-- Begin Dataset content --
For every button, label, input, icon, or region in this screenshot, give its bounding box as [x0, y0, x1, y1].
-- End Dataset content --
-- Begin Dataset content --
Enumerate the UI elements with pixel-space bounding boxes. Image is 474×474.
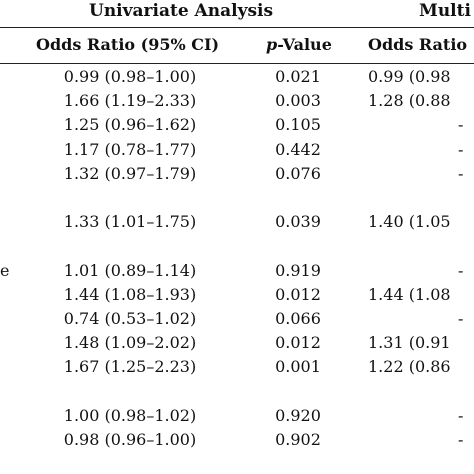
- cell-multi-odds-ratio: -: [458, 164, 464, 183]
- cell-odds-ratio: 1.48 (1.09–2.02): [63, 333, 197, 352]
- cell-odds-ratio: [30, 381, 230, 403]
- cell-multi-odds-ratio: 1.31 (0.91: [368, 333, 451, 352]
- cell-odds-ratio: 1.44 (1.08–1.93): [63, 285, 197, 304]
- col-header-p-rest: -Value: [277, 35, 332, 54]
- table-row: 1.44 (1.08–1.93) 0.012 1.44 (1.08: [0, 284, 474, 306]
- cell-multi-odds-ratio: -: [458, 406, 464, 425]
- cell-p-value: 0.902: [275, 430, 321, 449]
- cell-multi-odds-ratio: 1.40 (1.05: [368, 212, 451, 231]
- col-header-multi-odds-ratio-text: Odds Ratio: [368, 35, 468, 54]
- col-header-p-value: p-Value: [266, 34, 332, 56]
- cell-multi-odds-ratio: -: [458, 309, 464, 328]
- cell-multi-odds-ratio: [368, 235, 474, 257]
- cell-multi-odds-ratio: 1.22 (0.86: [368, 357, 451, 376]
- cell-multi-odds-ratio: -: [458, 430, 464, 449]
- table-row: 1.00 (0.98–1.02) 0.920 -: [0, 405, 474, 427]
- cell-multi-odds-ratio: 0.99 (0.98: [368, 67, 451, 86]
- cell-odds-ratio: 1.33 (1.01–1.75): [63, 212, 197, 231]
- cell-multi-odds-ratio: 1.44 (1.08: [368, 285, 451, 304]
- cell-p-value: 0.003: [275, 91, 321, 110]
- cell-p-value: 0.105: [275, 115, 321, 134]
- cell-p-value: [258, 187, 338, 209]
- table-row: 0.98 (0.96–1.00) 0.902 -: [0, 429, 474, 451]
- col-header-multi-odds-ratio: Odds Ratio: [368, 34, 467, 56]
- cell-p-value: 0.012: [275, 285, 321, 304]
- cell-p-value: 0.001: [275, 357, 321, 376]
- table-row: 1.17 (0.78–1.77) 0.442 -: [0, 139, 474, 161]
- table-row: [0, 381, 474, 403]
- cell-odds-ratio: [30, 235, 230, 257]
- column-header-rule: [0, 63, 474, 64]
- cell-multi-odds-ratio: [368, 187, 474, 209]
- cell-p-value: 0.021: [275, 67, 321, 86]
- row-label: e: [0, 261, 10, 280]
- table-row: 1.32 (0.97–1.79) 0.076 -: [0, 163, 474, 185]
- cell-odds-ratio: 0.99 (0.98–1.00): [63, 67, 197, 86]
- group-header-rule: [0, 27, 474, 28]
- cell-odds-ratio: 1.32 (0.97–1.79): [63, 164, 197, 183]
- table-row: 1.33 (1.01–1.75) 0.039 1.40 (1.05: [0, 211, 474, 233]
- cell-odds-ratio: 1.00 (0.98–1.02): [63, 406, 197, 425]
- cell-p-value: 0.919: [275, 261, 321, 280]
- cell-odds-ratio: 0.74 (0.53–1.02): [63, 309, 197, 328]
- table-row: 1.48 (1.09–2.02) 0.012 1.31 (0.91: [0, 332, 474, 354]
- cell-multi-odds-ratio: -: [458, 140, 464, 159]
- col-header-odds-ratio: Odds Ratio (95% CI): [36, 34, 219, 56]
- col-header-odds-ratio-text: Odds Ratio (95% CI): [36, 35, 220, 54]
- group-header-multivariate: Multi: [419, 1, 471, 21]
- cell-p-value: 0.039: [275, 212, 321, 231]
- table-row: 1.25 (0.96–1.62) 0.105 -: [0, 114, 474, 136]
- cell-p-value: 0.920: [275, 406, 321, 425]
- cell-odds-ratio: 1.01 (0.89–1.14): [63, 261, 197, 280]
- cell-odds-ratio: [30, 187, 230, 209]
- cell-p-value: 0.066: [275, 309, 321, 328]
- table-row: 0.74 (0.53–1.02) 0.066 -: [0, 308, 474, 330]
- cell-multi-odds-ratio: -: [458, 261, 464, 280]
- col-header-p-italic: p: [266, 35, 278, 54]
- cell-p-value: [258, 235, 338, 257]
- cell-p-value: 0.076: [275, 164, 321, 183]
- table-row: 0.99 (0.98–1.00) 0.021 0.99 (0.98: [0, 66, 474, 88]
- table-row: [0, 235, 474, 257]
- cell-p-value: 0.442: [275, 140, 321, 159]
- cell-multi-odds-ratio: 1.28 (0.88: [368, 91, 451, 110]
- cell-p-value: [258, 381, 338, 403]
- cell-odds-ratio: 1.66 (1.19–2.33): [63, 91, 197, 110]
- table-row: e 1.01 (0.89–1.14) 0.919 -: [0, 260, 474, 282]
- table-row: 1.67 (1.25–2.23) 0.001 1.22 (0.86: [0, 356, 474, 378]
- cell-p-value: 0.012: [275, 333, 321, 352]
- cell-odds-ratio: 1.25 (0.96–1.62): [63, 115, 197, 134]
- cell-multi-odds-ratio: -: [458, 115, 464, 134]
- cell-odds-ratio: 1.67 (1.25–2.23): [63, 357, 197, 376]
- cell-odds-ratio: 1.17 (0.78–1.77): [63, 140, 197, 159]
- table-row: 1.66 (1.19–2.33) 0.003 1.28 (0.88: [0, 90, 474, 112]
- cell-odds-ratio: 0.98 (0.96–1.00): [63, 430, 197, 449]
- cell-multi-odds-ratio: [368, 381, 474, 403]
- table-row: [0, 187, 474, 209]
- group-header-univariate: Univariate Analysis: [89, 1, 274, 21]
-- End Dataset content --
-- Begin Dataset content --
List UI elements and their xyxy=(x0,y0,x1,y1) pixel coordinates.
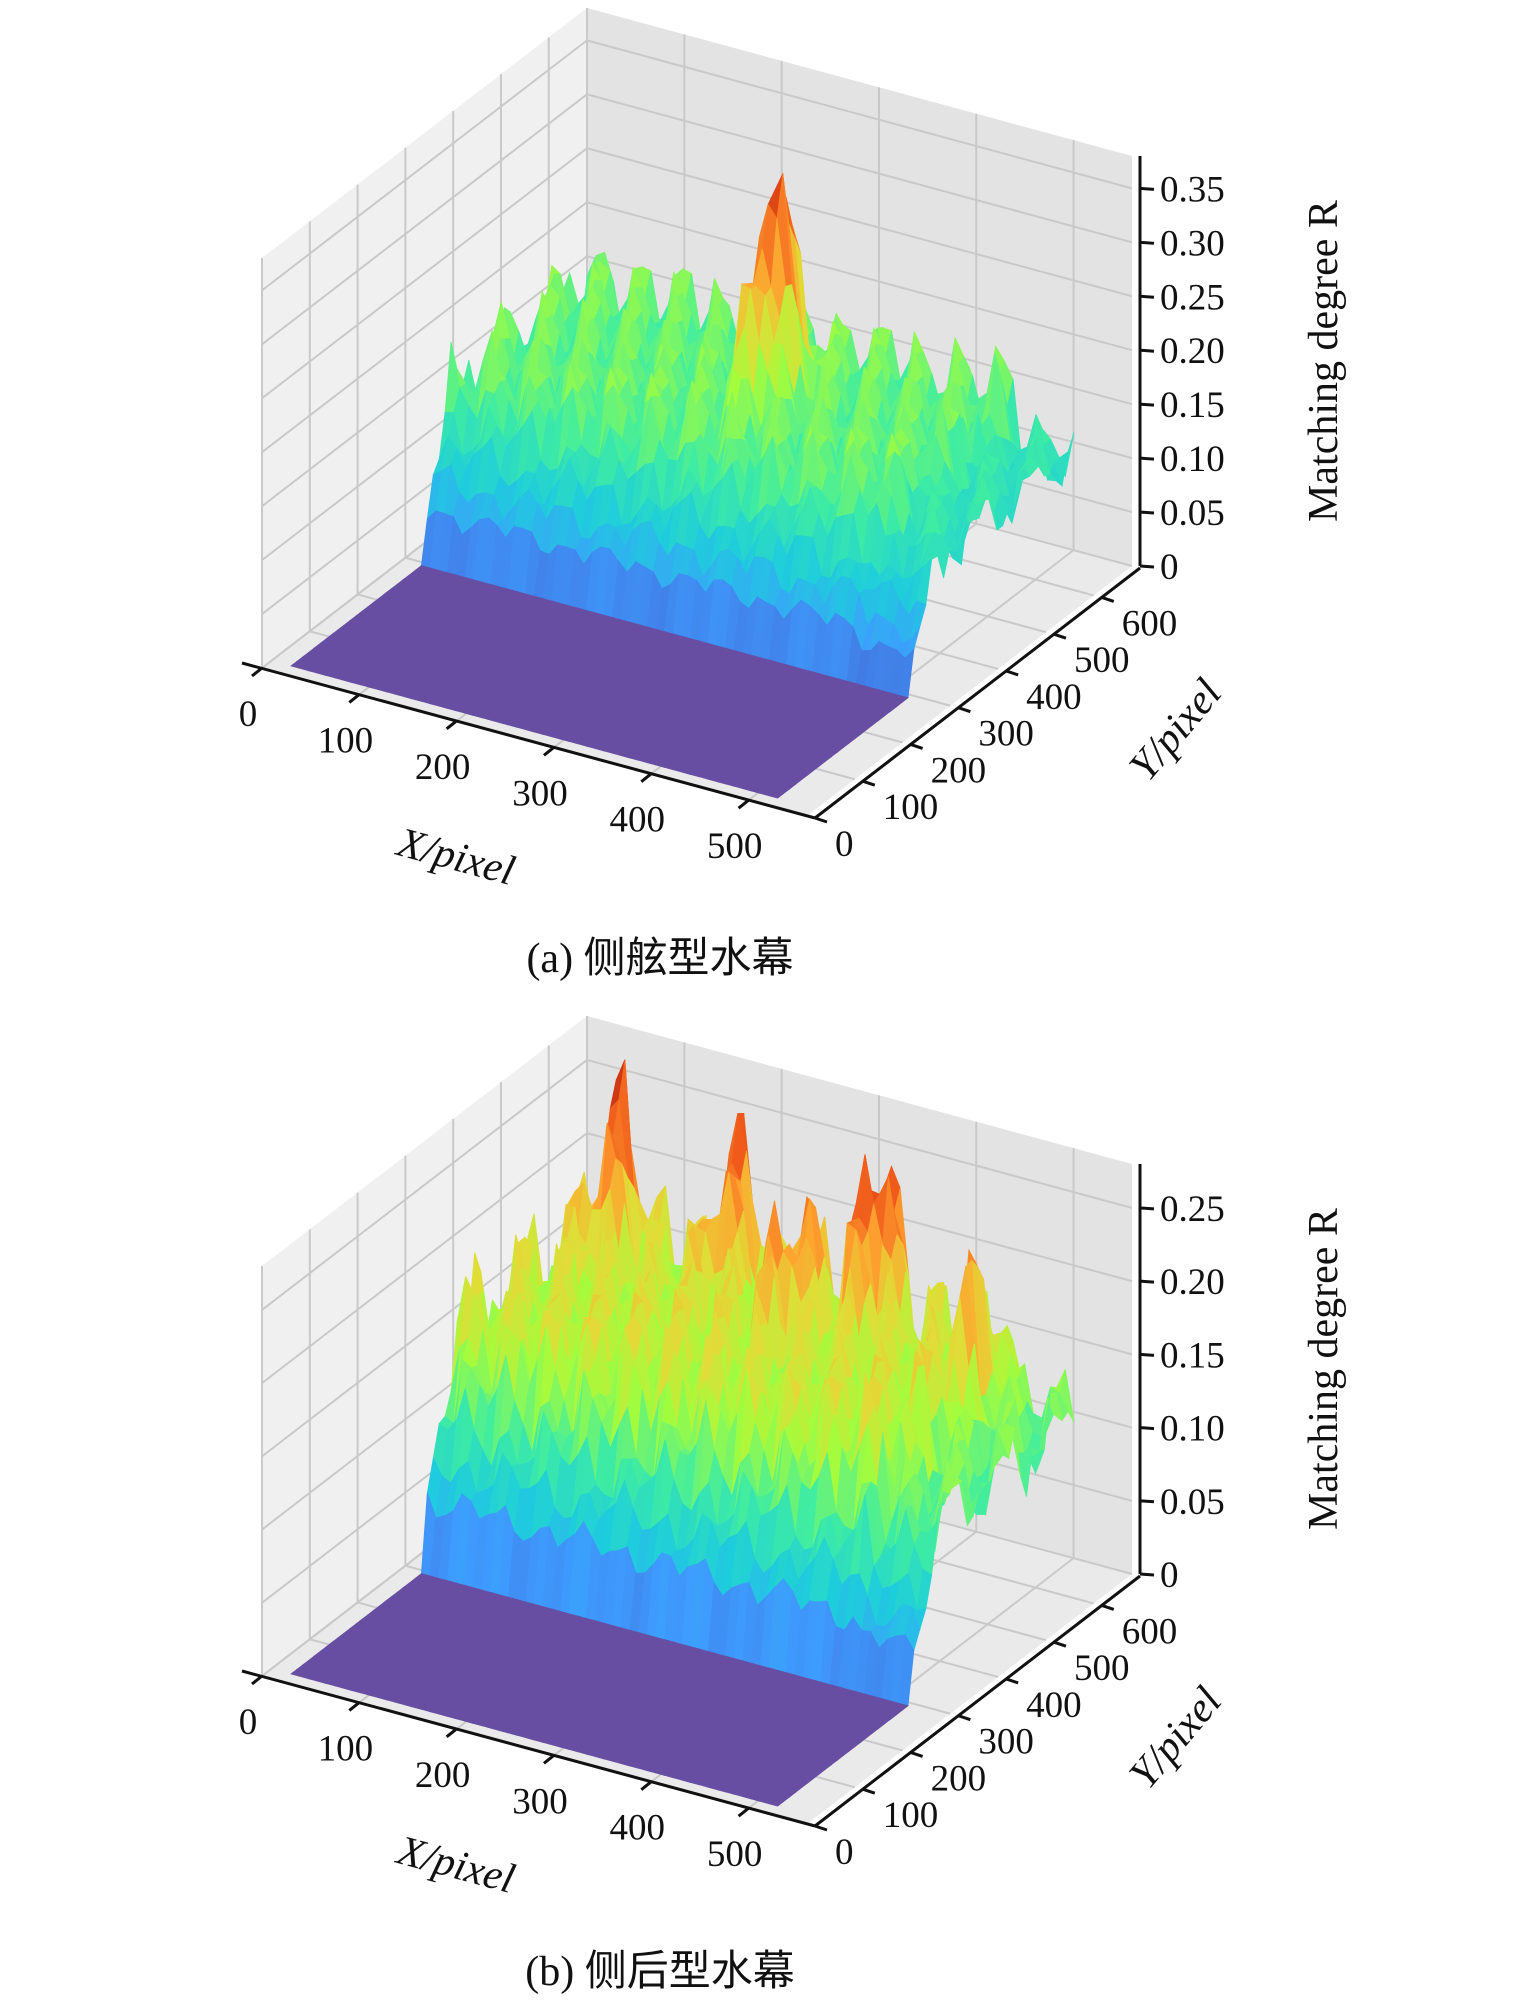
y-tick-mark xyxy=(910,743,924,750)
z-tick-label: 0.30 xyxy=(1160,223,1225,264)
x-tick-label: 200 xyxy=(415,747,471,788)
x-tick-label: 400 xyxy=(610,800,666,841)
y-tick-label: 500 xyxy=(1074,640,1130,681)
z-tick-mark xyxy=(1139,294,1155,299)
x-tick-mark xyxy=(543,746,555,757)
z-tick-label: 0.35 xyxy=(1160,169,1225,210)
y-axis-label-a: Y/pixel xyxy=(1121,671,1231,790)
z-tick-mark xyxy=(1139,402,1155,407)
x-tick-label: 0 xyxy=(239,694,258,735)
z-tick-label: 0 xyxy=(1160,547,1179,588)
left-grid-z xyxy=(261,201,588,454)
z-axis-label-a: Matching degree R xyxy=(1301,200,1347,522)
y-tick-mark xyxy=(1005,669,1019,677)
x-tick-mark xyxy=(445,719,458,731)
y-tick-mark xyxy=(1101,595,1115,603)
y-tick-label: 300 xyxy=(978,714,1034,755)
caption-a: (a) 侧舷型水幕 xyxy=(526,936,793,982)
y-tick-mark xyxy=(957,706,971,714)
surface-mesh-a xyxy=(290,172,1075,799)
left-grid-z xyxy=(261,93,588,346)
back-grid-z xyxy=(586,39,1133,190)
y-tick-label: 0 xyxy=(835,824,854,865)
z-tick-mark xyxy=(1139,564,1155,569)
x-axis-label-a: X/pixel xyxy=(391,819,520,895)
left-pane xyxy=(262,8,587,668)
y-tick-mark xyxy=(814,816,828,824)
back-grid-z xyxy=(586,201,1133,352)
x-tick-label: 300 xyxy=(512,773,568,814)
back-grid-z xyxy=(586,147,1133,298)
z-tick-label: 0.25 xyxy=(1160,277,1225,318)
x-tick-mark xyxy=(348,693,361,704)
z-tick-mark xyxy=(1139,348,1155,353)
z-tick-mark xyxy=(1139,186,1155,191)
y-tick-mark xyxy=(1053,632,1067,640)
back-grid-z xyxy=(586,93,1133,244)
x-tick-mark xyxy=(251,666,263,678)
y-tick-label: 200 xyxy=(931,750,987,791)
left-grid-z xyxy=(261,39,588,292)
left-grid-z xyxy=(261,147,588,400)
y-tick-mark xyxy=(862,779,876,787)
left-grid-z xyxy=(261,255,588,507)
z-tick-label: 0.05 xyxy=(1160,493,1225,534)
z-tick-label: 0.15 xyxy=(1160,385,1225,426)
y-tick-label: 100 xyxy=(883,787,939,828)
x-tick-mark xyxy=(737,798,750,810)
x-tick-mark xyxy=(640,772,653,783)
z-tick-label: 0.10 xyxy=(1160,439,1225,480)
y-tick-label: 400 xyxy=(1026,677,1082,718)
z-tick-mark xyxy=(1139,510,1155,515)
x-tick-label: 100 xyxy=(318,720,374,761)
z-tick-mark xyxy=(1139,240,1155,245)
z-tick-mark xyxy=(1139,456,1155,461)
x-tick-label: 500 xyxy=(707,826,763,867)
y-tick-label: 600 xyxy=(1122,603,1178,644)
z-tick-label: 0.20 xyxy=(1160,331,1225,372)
-- End Dataset content --
» What you need to do: Collect every line above that contains the string "rule", and copy each one out in full.

» Solution for this task:
- column-header-rule: [0, 63, 474, 64]
- group-header-rule: [0, 27, 474, 28]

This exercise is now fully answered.